**** Supplied information
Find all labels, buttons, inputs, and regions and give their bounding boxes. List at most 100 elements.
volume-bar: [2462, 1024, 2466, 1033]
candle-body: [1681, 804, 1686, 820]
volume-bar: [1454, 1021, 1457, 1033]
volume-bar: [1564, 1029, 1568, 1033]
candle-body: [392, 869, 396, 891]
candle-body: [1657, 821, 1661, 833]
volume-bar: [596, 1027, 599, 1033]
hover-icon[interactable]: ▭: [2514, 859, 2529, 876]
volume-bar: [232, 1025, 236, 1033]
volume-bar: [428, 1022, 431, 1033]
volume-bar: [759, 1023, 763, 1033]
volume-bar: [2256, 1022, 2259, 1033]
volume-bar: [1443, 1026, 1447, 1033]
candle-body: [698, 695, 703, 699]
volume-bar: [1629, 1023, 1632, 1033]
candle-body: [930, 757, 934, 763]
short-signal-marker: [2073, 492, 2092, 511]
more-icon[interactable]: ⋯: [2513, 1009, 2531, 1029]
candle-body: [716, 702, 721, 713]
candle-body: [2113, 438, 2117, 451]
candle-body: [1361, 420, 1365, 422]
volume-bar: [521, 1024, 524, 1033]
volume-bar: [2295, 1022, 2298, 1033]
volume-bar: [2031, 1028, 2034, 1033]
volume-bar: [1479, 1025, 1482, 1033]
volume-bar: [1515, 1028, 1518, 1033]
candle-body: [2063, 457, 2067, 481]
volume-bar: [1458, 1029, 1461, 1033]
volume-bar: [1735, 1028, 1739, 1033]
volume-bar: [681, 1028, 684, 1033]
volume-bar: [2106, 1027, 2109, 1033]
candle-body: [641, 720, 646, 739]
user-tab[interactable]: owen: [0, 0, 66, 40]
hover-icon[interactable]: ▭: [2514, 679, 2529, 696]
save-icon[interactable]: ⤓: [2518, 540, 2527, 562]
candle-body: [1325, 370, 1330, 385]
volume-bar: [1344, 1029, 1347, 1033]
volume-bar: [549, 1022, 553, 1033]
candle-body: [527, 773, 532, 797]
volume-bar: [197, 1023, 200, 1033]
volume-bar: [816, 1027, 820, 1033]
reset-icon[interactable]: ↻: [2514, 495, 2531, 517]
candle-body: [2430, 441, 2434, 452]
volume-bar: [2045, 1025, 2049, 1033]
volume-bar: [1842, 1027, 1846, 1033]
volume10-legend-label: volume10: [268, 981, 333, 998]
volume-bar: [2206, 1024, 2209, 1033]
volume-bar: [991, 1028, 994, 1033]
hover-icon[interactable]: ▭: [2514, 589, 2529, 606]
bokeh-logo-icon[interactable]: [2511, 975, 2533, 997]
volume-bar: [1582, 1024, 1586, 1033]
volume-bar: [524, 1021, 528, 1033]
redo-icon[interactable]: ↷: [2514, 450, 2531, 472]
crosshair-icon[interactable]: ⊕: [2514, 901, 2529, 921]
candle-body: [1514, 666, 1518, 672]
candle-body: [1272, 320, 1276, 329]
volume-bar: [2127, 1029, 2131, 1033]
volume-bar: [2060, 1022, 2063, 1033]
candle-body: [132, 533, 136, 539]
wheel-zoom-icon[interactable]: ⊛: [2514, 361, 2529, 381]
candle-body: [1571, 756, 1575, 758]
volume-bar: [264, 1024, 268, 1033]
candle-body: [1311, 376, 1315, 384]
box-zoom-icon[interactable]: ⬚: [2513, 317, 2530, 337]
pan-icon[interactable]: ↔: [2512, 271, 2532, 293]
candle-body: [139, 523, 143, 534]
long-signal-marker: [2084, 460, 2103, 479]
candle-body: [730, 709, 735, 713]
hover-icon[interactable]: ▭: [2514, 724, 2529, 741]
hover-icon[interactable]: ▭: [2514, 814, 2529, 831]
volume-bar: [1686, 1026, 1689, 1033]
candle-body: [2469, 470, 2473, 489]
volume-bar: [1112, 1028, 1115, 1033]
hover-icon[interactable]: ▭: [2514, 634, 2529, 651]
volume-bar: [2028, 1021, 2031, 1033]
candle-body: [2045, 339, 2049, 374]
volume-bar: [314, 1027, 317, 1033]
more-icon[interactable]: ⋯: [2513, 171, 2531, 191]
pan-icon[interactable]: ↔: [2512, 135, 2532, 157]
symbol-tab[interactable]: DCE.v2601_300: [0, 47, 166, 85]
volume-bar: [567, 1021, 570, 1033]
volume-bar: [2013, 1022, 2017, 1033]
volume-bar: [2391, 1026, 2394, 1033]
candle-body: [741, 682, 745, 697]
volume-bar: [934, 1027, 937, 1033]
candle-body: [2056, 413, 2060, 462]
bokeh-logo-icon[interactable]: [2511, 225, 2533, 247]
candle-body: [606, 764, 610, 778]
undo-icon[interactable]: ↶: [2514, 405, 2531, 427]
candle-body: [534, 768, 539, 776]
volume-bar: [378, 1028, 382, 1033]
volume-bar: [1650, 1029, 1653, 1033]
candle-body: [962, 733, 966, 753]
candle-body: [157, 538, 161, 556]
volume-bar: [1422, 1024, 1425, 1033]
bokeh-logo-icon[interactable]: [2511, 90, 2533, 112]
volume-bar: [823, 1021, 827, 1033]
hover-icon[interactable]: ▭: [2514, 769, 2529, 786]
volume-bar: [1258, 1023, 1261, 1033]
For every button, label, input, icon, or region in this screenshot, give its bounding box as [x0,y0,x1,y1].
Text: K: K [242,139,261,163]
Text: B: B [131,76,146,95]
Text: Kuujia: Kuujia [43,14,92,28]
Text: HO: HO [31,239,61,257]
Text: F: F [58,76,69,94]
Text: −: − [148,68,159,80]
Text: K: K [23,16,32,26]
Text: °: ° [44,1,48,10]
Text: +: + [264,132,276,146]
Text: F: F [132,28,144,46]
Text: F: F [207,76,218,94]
********
** Problem statement **
Retype every line of the entries above, character for character, with no changes.

** Full output **
Find all labels, buttons, inputs, and regions and give their bounding boxes. List at most 100 elements.
volume-bar: [2462, 1024, 2466, 1033]
candle-body: [1681, 804, 1686, 820]
volume-bar: [1454, 1021, 1457, 1033]
volume-bar: [1564, 1029, 1568, 1033]
candle-body: [392, 869, 396, 891]
candle-body: [1657, 821, 1661, 833]
volume-bar: [596, 1027, 599, 1033]
hover-icon[interactable]: ▭: [2514, 859, 2529, 876]
volume-bar: [232, 1025, 236, 1033]
volume-bar: [428, 1022, 431, 1033]
volume-bar: [759, 1023, 763, 1033]
volume-bar: [2256, 1022, 2259, 1033]
volume-bar: [1443, 1026, 1447, 1033]
candle-body: [698, 695, 703, 699]
volume-bar: [1629, 1023, 1632, 1033]
candle-body: [930, 757, 934, 763]
short-signal-marker: [2073, 492, 2092, 511]
more-icon[interactable]: ⋯: [2513, 1009, 2531, 1029]
candle-body: [716, 702, 721, 713]
candle-body: [2113, 438, 2117, 451]
candle-body: [1361, 420, 1365, 422]
volume-bar: [521, 1024, 524, 1033]
volume-bar: [2295, 1022, 2298, 1033]
volume-bar: [2031, 1028, 2034, 1033]
volume-bar: [1479, 1025, 1482, 1033]
volume-bar: [1515, 1028, 1518, 1033]
candle-body: [2063, 457, 2067, 481]
volume-bar: [1458, 1029, 1461, 1033]
volume-bar: [1735, 1028, 1739, 1033]
volume-bar: [681, 1028, 684, 1033]
volume-bar: [2106, 1027, 2109, 1033]
candle-body: [641, 720, 646, 739]
user-tab[interactable]: owen: [0, 0, 66, 40]
hover-icon[interactable]: ▭: [2514, 679, 2529, 696]
save-icon[interactable]: ⤓: [2518, 540, 2527, 562]
candle-body: [1325, 370, 1330, 385]
volume-bar: [1344, 1029, 1347, 1033]
volume-bar: [549, 1022, 553, 1033]
candle-body: [527, 773, 532, 797]
volume-bar: [197, 1023, 200, 1033]
volume-bar: [816, 1027, 820, 1033]
reset-icon[interactable]: ↻: [2514, 495, 2531, 517]
candle-body: [2430, 441, 2434, 452]
volume-bar: [2045, 1025, 2049, 1033]
volume-bar: [1842, 1027, 1846, 1033]
volume10-legend-label: volume10: [268, 981, 333, 998]
volume-bar: [2206, 1024, 2209, 1033]
volume-bar: [991, 1028, 994, 1033]
hover-icon[interactable]: ▭: [2514, 589, 2529, 606]
bokeh-logo-icon[interactable]: [2511, 975, 2533, 997]
volume-bar: [1582, 1024, 1586, 1033]
volume-bar: [524, 1021, 528, 1033]
redo-icon[interactable]: ↷: [2514, 450, 2531, 472]
crosshair-icon[interactable]: ⊕: [2514, 901, 2529, 921]
candle-body: [1514, 666, 1518, 672]
candle-body: [1272, 320, 1276, 329]
volume-bar: [2127, 1029, 2131, 1033]
volume-bar: [2060, 1022, 2063, 1033]
candle-body: [132, 533, 136, 539]
wheel-zoom-icon[interactable]: ⊛: [2514, 361, 2529, 381]
candle-body: [1571, 756, 1575, 758]
volume-bar: [264, 1024, 268, 1033]
candle-body: [1311, 376, 1315, 384]
box-zoom-icon[interactable]: ⬚: [2513, 317, 2530, 337]
pan-icon[interactable]: ↔: [2512, 271, 2532, 293]
candle-body: [139, 523, 143, 534]
long-signal-marker: [2084, 460, 2103, 479]
candle-body: [730, 709, 735, 713]
hover-icon[interactable]: ▭: [2514, 724, 2529, 741]
hover-icon[interactable]: ▭: [2514, 814, 2529, 831]
volume-bar: [1686, 1026, 1689, 1033]
candle-body: [2469, 470, 2473, 489]
volume-bar: [1112, 1028, 1115, 1033]
hover-icon[interactable]: ▭: [2514, 634, 2529, 651]
volume-bar: [2028, 1021, 2031, 1033]
candle-body: [2045, 339, 2049, 374]
volume-bar: [314, 1027, 317, 1033]
more-icon[interactable]: ⋯: [2513, 171, 2531, 191]
pan-icon[interactable]: ↔: [2512, 135, 2532, 157]
symbol-tab[interactable]: DCE.v2601_300: [0, 47, 166, 85]
volume-bar: [567, 1021, 570, 1033]
volume-bar: [2013, 1022, 2017, 1033]
volume-bar: [2391, 1026, 2394, 1033]
candle-body: [741, 682, 745, 697]
volume-bar: [934, 1027, 937, 1033]
candle-body: [2056, 413, 2060, 462]
bokeh-logo-icon[interactable]: [2511, 225, 2533, 247]
candle-body: [606, 764, 610, 778]
undo-icon[interactable]: ↶: [2514, 405, 2531, 427]
candle-body: [534, 768, 539, 776]
volume-bar: [378, 1028, 382, 1033]
volume-bar: [1650, 1029, 1653, 1033]
candle-body: [962, 733, 966, 753]
candle-body: [157, 538, 161, 556]
volume-bar: [1422, 1024, 1425, 1033]
bokeh-logo-icon[interactable]: [2511, 90, 2533, 112]
volume-bar: [823, 1021, 827, 1033]
hover-icon[interactable]: ▭: [2514, 769, 2529, 786]
volume-bar: [1258, 1023, 1261, 1033]
For every button, label, input, icon, or region in this screenshot, give its bounding box as [x0,y0,x1,y1].
Text: K: K [242,139,261,163]
Text: B: B [131,76,146,95]
Text: Kuujia: Kuujia [43,14,92,28]
Text: HO: HO [31,239,61,257]
Text: F: F [58,76,69,94]
Text: −: − [148,68,159,80]
Text: K: K [23,16,32,26]
Text: °: ° [44,1,48,10]
Text: +: + [264,132,276,146]
Text: F: F [132,28,144,46]
Text: F: F [207,76,218,94]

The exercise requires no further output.